- [AIM]
Extract the full set of records, then give each one again exactly.

* * * * * * * * *

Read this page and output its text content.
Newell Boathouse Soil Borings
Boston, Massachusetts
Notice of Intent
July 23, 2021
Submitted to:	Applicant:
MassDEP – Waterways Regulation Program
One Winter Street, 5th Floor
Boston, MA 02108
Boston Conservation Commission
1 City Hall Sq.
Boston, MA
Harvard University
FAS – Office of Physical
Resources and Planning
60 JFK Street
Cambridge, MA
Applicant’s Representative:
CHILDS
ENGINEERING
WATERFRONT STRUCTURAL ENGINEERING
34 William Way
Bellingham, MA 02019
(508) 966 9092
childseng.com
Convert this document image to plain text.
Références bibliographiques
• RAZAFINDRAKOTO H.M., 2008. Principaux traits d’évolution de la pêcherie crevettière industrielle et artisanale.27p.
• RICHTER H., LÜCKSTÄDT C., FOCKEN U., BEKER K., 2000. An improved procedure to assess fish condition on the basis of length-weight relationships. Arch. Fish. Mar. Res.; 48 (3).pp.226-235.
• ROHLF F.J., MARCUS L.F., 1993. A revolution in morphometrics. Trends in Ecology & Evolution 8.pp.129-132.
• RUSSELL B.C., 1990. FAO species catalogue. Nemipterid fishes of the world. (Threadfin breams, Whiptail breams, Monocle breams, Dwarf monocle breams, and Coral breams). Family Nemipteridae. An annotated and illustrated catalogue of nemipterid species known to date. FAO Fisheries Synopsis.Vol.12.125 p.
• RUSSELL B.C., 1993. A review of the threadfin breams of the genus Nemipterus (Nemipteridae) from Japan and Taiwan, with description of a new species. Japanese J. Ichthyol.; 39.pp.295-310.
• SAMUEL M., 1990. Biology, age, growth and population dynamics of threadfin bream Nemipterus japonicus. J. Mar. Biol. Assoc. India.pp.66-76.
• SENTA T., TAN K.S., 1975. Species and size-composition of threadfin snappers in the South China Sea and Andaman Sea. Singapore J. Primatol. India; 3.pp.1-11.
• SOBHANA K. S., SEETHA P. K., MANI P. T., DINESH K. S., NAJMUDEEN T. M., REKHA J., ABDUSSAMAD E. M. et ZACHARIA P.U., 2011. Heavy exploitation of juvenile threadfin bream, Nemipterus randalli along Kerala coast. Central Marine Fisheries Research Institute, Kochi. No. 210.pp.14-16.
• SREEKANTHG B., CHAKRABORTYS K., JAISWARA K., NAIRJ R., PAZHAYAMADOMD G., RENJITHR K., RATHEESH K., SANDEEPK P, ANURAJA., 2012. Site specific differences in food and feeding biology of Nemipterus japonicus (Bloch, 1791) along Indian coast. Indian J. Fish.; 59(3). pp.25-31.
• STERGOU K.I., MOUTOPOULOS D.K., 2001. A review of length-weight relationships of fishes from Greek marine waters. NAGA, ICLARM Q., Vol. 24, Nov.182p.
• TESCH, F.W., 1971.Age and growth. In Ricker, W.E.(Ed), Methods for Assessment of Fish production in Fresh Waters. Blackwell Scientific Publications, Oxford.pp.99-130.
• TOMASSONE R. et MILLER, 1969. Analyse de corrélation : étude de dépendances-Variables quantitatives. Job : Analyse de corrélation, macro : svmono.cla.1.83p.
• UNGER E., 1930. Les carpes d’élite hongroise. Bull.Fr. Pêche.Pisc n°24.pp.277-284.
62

* * * * * * * * *

- [SOLUTION TO THIS PROBLEM]
Read this page and output its text content.
Newell Boathouse Soil Borings
Boston, Massachusetts
Notice of Intent
July 23, 2021
Submitted to:	Applicant:
MassDEP – Waterways Regulation Program
One Winter Street, 5th Floor
Boston, MA 02108
Boston Conservation Commission
1 City Hall Sq.
Boston, MA
Harvard University
FAS – Office of Physical
Resources and Planning
60 JFK Street
Cambridge, MA
Applicant’s Representative:
CHILDS
ENGINEERING
WATERFRONT STRUCTURAL ENGINEERING
34 William Way
Bellingham, MA 02019
(508) 966 9092
childseng.com
Convert this document image to plain text.
Références bibliographiques
• RAZAFINDRAKOTO H.M., 2008. Principaux traits d’évolution de la pêcherie crevettière industrielle et artisanale.27p.
• RICHTER H., LÜCKSTÄDT C., FOCKEN U., BEKER K., 2000. An improved procedure to assess fish condition on the basis of length-weight relationships. Arch. Fish. Mar. Res.; 48 (3).pp.226-235.
• ROHLF F.J., MARCUS L.F., 1993. A revolution in morphometrics. Trends in Ecology & Evolution 8.pp.129-132.
• RUSSELL B.C., 1990. FAO species catalogue. Nemipterid fishes of the world. (Threadfin breams, Whiptail breams, Monocle breams, Dwarf monocle breams, and Coral breams). Family Nemipteridae. An annotated and illustrated catalogue of nemipterid species known to date. FAO Fisheries Synopsis.Vol.12.125 p.
• RUSSELL B.C., 1993. A review of the threadfin breams of the genus Nemipterus (Nemipteridae) from Japan and Taiwan, with description of a new species. Japanese J. Ichthyol.; 39.pp.295-310.
• SAMUEL M., 1990. Biology, age, growth and population dynamics of threadfin bream Nemipterus japonicus. J. Mar. Biol. Assoc. India.pp.66-76.
• SENTA T., TAN K.S., 1975. Species and size-composition of threadfin snappers in the South China Sea and Andaman Sea. Singapore J. Primatol. India; 3.pp.1-11.
• SOBHANA K. S., SEETHA P. K., MANI P. T., DINESH K. S., NAJMUDEEN T. M., REKHA J., ABDUSSAMAD E. M. et ZACHARIA P.U., 2011. Heavy exploitation of juvenile threadfin bream, Nemipterus randalli along Kerala coast. Central Marine Fisheries Research Institute, Kochi. No. 210.pp.14-16.
• SREEKANTHG B., CHAKRABORTYS K., JAISWARA K., NAIRJ R., PAZHAYAMADOMD G., RENJITHR K., RATHEESH K., SANDEEPK P, ANURAJA., 2012. Site specific differences in food and feeding biology of Nemipterus japonicus (Bloch, 1791) along Indian coast. Indian J. Fish.; 59(3). pp.25-31.
• STERGOU K.I., MOUTOPOULOS D.K., 2001. A review of length-weight relationships of fishes from Greek marine waters. NAGA, ICLARM Q., Vol. 24, Nov.182p.
• TESCH, F.W., 1971.Age and growth. In Ricker, W.E.(Ed), Methods for Assessment of Fish production in Fresh Waters. Blackwell Scientific Publications, Oxford.pp.99-130.
• TOMASSONE R. et MILLER, 1969. Analyse de corrélation : étude de dépendances-Variables quantitatives. Job : Analyse de corrélation, macro : svmono.cla.1.83p.
• UNGER E., 1930. Les carpes d’élite hongroise. Bull.Fr. Pêche.Pisc n°24.pp.277-284.
62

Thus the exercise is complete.